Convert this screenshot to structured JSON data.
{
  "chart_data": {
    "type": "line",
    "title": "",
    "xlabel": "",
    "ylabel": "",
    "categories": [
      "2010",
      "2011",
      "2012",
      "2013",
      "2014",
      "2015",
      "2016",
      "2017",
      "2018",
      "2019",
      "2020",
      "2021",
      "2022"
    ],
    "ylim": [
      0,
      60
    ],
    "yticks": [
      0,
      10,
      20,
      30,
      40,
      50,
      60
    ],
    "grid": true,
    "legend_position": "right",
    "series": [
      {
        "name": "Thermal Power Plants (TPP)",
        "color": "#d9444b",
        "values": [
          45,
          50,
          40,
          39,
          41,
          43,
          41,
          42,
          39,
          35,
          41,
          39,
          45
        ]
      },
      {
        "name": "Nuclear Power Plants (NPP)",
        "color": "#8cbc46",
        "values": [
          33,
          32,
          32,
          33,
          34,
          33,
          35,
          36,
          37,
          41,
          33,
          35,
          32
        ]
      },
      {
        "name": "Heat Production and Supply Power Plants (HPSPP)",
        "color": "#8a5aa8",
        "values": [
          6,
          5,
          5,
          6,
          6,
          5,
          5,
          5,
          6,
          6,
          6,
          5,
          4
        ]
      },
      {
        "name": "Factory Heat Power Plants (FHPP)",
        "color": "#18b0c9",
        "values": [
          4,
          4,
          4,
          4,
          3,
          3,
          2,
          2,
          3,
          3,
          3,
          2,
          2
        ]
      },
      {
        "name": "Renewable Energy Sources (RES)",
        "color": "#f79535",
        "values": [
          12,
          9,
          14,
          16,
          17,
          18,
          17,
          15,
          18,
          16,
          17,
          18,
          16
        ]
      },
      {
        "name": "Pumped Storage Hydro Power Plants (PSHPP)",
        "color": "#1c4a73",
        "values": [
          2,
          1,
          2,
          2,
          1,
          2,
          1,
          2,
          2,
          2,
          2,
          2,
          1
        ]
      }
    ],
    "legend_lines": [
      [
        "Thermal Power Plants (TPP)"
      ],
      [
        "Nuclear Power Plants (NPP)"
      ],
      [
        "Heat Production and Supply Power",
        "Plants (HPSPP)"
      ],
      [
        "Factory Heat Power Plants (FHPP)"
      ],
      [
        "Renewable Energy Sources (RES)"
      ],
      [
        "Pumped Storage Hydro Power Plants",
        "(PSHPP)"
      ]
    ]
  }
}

▶ Stated task: Take the material above and return all of it exactly.

▶ Correct response:
Convert this screenshot to structured JSON data.
{
  "chart_data": {
    "type": "line",
    "title": "",
    "xlabel": "",
    "ylabel": "",
    "categories": [
      "2010",
      "2011",
      "2012",
      "2013",
      "2014",
      "2015",
      "2016",
      "2017",
      "2018",
      "2019",
      "2020",
      "2021",
      "2022"
    ],
    "ylim": [
      0,
      60
    ],
    "yticks": [
      0,
      10,
      20,
      30,
      40,
      50,
      60
    ],
    "grid": true,
    "legend_position": "right",
    "series": [
      {
        "name": "Thermal Power Plants (TPP)",
        "color": "#d9444b",
        "values": [
          45,
          50,
          40,
          39,
          41,
          43,
          41,
          42,
          39,
          35,
          41,
          39,
          45
        ]
      },
      {
        "name": "Nuclear Power Plants (NPP)",
        "color": "#8cbc46",
        "values": [
          33,
          32,
          32,
          33,
          34,
          33,
          35,
          36,
          37,
          41,
          33,
          35,
          32
        ]
      },
      {
        "name": "Heat Production and Supply Power Plants (HPSPP)",
        "color": "#8a5aa8",
        "values": [
          6,
          5,
          5,
          6,
          6,
          5,
          5,
          5,
          6,
          6,
          6,
          5,
          4
        ]
      },
      {
        "name": "Factory Heat Power Plants (FHPP)",
        "color": "#18b0c9",
        "values": [
          4,
          4,
          4,
          4,
          3,
          3,
          2,
          2,
          3,
          3,
          3,
          2,
          2
        ]
      },
      {
        "name": "Renewable Energy Sources (RES)",
        "color": "#f79535",
        "values": [
          12,
          9,
          14,
          16,
          17,
          18,
          17,
          15,
          18,
          16,
          17,
          18,
          16
        ]
      },
      {
        "name": "Pumped Storage Hydro Power Plants (PSHPP)",
        "color": "#1c4a73",
        "values": [
          2,
          1,
          2,
          2,
          1,
          2,
          1,
          2,
          2,
          2,
          2,
          2,
          1
        ]
      }
    ],
    "legend_lines": [
      [
        "Thermal Power Plants (TPP)"
      ],
      [
        "Nuclear Power Plants (NPP)"
      ],
      [
        "Heat Production and Supply Power",
        "Plants (HPSPP)"
      ],
      [
        "Factory Heat Power Plants (FHPP)"
      ],
      [
        "Renewable Energy Sources (RES)"
      ],
      [
        "Pumped Storage Hydro Power Plants",
        "(PSHPP)"
      ]
    ]
  }
}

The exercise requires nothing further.